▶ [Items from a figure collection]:
________________

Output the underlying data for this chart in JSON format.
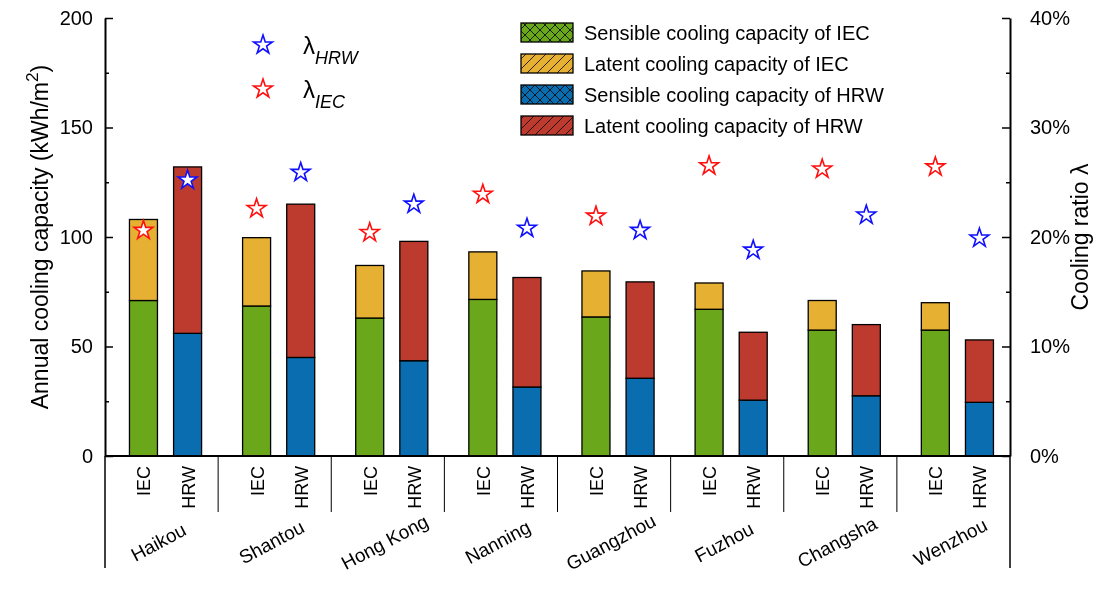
{
  "chart_data": {
    "type": "bar",
    "stacked": true,
    "ylabel": "Annual cooling capacity (kWh/m$^{2}$)",
    "y2label": "Cooling ratio λ",
    "categories": [
      "IEC",
      "HRW",
      "IEC",
      "HRW",
      "IEC",
      "HRW",
      "IEC",
      "HRW",
      "IEC",
      "HRW",
      "IEC",
      "HRW",
      "IEC",
      "HRW",
      "IEC",
      "HRW"
    ],
    "annotations": [
      "Haikou",
      "Shantou",
      "Hong Kong",
      "Nanning",
      "Guangzhou",
      "Fuzhou",
      "Changsha",
      "Wenzhou"
    ],
    "ylim": [
      0,
      200
    ],
    "yticks": [
      0,
      {
        "value": 25,
        "label": null
      },
      50,
      {
        "value": 75,
        "label": null
      },
      100,
      {
        "value": 125,
        "label": null
      },
      150,
      {
        "value": 175,
        "label": null
      },
      200
    ],
    "y2lim": [
      0,
      40
    ],
    "y2ticks": [
      {
        "value": 0,
        "label": "0%"
      },
      {
        "value": 5,
        "label": null
      },
      {
        "value": 10,
        "label": "10%"
      },
      {
        "value": 15,
        "label": null
      },
      {
        "value": 20,
        "label": "20%"
      },
      {
        "value": 25,
        "label": null
      },
      {
        "value": 30,
        "label": "30%"
      },
      {
        "value": 35,
        "label": null
      },
      {
        "value": 40,
        "label": "40%"
      }
    ],
    "legend": "top right",
    "marker": "star",
    "grid": false,
    "series": [
      {
        "name": "Sensible cooling capacity of IEC",
        "color": "#6aa71b",
        "values": [
          71,
          null,
          68.5,
          null,
          63,
          null,
          71.5,
          null,
          63.5,
          null,
          67,
          null,
          57.5,
          null,
          57.5,
          null
        ]
      },
      {
        "name": "Latent cooling capacity of IEC",
        "color": "#e6b033",
        "values": [
          37,
          null,
          31.2,
          null,
          24,
          null,
          21.7,
          null,
          21,
          null,
          12,
          null,
          13.5,
          null,
          12.5,
          null
        ]
      },
      {
        "name": "Sensible cooling capacity of HRW",
        "color": "#0a6db0",
        "values": [
          null,
          56,
          null,
          45,
          null,
          43.5,
          null,
          31.5,
          null,
          35.5,
          null,
          25.5,
          null,
          27.5,
          null,
          24.5
        ]
      },
      {
        "name": "Latent cooling capacity of HRW",
        "color": "#bc3b2e",
        "values": [
          null,
          76,
          null,
          70,
          null,
          54.5,
          null,
          50,
          null,
          44,
          null,
          31,
          null,
          32.5,
          null,
          28.5
        ]
      },
      {
        "name": "λ$_{HRW}$",
        "type": "scatter",
        "axis": "y2",
        "color": "#1010ff",
        "values": [
          null,
          25.2,
          null,
          25.9,
          null,
          23.0,
          null,
          20.8,
          null,
          20.6,
          null,
          18.8,
          null,
          22.0,
          null,
          19.9
        ]
      },
      {
        "name": "λ$_{IEC}$",
        "type": "scatter",
        "axis": "y2",
        "color": "#ff1010",
        "values": [
          20.6,
          null,
          22.6,
          null,
          20.4,
          null,
          23.9,
          null,
          21.9,
          null,
          26.5,
          null,
          26.2,
          null,
          26.4,
          null
        ]
      }
    ]
  }
}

________________

Sift the material for lines with the string "Sensible". Copy each one found.

        "name": "Sensible cooling capacity of IEC",
        "name": "Sensible cooling capacity of HRW",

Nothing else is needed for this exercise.